►

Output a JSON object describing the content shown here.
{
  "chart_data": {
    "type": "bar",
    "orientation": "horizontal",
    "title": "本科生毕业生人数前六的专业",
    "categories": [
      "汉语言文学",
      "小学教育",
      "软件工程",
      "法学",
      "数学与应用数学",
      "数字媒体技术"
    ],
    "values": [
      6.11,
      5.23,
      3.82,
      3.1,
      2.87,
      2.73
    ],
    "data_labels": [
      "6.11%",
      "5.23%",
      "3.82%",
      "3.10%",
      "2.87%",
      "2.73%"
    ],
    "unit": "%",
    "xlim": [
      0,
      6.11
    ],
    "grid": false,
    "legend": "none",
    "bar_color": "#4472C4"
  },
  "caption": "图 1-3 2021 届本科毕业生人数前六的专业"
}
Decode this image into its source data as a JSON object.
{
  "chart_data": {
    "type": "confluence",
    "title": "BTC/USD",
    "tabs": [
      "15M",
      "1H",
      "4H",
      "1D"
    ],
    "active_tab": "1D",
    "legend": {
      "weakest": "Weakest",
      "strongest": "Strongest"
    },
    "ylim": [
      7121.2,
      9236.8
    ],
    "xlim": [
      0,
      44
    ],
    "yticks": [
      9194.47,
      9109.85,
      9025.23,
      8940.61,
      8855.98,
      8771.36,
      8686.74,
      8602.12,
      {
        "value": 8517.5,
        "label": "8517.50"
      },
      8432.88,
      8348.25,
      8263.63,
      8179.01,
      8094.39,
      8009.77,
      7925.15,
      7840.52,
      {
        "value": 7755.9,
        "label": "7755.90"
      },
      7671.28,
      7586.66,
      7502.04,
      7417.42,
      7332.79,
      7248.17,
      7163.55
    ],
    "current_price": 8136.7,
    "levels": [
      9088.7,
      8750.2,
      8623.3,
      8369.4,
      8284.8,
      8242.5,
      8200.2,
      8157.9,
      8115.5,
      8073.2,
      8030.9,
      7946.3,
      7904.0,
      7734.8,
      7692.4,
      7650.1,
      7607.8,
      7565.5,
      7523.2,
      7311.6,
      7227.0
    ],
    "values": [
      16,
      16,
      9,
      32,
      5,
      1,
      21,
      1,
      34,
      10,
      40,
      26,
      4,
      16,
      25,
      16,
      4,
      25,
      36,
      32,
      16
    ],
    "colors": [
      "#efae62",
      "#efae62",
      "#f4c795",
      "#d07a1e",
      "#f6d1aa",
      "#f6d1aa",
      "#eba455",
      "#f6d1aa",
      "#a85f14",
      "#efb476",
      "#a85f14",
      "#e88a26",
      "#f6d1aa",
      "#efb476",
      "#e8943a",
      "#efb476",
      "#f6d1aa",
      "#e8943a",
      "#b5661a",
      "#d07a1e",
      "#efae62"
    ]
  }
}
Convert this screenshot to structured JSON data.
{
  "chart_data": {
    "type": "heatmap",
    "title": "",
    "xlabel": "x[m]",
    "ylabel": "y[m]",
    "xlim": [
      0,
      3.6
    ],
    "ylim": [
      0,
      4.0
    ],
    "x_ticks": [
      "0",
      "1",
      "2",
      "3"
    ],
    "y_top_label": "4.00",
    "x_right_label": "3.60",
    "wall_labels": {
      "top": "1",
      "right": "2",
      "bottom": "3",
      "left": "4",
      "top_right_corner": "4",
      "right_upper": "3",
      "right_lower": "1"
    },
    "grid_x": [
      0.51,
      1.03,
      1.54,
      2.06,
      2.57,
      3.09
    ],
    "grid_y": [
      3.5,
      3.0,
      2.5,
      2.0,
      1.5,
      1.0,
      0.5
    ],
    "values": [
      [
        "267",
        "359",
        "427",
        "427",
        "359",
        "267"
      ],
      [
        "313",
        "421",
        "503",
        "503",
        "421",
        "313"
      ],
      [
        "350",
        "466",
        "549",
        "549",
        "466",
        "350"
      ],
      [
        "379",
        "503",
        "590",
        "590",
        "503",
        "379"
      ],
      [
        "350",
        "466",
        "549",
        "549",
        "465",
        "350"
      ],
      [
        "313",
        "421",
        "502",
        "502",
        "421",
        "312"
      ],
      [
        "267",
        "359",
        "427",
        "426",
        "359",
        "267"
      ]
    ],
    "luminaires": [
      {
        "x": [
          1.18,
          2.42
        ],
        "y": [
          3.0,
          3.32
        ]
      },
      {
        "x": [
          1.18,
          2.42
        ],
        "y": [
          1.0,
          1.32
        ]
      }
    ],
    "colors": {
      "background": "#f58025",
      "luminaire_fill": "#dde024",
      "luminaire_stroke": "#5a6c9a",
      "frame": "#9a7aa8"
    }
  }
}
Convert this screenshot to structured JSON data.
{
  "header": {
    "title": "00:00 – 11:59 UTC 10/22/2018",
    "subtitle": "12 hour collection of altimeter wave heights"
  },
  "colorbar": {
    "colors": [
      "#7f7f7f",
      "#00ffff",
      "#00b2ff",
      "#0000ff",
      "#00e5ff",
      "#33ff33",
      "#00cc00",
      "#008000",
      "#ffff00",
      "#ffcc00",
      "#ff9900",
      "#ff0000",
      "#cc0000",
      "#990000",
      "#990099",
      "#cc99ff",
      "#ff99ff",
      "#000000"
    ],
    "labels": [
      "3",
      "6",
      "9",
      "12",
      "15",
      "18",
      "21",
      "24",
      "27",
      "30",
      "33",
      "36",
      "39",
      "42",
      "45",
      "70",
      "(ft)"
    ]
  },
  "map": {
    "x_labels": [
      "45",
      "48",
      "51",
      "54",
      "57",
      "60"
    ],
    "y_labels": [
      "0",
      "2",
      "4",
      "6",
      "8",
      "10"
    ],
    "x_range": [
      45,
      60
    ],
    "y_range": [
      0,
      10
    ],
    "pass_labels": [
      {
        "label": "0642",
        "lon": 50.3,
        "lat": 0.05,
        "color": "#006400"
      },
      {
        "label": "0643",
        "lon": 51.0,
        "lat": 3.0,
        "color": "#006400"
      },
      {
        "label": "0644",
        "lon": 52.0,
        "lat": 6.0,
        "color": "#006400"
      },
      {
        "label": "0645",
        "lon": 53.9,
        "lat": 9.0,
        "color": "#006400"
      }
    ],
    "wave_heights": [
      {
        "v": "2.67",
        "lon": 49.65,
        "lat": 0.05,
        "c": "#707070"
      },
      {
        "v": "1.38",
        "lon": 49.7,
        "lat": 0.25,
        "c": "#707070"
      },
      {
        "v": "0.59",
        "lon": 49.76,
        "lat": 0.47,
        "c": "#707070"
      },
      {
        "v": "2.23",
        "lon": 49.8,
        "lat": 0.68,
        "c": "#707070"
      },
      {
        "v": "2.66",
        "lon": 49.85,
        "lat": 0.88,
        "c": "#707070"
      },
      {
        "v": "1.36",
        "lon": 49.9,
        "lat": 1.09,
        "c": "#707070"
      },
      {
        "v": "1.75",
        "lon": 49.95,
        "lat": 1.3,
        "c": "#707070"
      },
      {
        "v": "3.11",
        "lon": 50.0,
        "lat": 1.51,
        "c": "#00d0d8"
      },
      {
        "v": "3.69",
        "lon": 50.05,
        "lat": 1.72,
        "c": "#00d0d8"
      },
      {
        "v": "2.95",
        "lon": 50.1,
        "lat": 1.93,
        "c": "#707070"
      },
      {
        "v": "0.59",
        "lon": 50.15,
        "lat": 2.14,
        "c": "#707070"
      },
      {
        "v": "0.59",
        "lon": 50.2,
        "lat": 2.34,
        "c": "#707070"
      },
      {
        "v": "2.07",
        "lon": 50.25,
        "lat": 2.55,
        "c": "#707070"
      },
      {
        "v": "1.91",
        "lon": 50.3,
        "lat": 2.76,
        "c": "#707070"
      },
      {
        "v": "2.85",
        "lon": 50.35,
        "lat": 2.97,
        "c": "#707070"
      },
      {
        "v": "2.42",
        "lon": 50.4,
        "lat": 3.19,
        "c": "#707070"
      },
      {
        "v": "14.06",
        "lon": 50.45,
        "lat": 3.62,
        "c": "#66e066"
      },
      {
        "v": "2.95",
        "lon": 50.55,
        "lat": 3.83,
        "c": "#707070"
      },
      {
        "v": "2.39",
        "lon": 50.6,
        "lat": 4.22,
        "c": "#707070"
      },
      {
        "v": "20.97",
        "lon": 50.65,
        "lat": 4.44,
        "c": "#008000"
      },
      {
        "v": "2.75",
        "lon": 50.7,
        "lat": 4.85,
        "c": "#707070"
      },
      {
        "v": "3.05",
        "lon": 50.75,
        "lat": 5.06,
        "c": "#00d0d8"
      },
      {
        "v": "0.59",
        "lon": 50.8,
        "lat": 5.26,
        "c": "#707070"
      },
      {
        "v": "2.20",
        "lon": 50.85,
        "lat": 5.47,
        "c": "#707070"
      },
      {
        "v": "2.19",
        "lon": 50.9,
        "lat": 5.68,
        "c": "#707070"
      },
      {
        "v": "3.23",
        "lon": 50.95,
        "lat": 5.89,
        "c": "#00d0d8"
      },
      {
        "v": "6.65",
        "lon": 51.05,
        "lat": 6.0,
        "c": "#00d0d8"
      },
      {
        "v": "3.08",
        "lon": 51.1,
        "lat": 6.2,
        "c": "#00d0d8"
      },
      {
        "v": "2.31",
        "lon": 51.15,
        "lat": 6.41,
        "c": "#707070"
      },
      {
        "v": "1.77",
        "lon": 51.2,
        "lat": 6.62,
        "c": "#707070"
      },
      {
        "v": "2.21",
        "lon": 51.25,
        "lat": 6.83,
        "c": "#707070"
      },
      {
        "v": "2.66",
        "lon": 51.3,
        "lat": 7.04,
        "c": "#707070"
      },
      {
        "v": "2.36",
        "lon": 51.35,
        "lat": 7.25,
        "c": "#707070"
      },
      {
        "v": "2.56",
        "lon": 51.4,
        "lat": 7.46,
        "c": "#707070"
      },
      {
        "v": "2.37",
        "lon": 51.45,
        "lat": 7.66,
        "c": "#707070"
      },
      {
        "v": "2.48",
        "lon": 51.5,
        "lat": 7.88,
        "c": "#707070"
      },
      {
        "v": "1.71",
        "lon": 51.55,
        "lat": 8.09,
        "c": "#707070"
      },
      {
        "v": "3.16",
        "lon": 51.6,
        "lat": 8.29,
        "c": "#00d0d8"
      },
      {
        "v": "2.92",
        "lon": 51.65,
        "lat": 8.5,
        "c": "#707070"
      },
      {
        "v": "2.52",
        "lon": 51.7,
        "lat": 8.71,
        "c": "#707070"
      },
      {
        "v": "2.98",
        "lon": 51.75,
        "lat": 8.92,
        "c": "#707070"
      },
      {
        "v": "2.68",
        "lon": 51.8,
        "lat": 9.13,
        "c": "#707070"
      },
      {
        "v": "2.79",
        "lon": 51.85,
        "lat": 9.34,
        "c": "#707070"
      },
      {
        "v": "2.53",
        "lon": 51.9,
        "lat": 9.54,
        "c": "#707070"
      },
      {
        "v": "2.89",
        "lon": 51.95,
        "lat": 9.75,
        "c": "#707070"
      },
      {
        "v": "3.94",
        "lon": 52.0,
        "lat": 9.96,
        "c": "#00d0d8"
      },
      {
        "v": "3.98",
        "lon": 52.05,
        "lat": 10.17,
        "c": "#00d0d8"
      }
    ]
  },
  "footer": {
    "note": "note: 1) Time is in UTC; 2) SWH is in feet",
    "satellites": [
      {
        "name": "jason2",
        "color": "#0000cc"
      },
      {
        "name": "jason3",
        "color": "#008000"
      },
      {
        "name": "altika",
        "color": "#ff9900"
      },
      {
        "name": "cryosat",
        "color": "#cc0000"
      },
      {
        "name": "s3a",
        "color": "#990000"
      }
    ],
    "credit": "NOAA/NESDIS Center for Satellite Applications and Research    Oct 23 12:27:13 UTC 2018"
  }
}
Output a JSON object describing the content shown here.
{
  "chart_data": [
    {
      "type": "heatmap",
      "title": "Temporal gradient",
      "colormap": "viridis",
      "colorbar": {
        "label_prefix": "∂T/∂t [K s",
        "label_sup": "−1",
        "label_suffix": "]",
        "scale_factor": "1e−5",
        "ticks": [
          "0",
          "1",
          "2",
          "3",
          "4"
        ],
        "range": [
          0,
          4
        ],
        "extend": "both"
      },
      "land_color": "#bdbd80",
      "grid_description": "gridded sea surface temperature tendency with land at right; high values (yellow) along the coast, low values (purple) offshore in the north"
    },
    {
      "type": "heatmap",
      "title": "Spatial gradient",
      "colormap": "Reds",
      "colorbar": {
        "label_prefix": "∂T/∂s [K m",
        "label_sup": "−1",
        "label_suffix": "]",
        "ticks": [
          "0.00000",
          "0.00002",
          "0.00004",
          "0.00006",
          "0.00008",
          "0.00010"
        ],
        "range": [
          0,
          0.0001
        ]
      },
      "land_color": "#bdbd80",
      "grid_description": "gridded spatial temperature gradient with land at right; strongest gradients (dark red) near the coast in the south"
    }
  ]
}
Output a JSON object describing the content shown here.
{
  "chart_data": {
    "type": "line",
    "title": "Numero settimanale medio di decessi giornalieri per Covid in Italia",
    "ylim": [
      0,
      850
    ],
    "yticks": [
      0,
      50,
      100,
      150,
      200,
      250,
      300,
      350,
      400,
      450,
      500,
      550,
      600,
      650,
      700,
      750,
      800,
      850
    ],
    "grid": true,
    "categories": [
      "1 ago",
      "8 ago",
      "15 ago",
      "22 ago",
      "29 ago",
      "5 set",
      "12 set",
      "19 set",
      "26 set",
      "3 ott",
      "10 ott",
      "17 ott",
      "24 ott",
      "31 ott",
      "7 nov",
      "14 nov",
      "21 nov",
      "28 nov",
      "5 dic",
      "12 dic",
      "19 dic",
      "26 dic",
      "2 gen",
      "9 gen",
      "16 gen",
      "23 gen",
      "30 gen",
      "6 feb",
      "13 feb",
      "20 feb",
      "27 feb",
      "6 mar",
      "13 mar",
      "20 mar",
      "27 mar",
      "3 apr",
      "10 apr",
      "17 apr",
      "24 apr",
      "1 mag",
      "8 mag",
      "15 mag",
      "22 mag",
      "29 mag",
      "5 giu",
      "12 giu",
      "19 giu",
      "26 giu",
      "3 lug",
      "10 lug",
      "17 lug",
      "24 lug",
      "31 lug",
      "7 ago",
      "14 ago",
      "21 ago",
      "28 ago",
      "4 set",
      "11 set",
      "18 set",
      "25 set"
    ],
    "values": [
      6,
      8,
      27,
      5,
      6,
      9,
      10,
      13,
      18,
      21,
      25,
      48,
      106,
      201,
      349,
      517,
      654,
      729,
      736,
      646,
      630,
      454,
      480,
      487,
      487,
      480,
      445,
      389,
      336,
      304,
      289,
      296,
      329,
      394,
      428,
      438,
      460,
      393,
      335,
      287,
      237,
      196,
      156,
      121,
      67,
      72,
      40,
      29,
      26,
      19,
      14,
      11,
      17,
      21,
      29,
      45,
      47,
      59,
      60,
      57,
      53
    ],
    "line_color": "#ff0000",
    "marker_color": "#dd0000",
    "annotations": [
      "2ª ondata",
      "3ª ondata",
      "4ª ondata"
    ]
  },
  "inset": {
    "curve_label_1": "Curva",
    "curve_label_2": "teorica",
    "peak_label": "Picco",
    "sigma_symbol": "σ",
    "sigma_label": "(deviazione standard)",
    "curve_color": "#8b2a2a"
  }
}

◄

## Your task
Identify and extract each line of the listing that contains "with".

## Worked solution
      "grid_description": "gridded sea surface temperature tendency with land at right; high values (yellow) along the coast, low values (purple) offshore in the north"
      "grid_description": "gridded spatial temperature gradient with land at right; strongest gradients (dark red) near the coast in the south"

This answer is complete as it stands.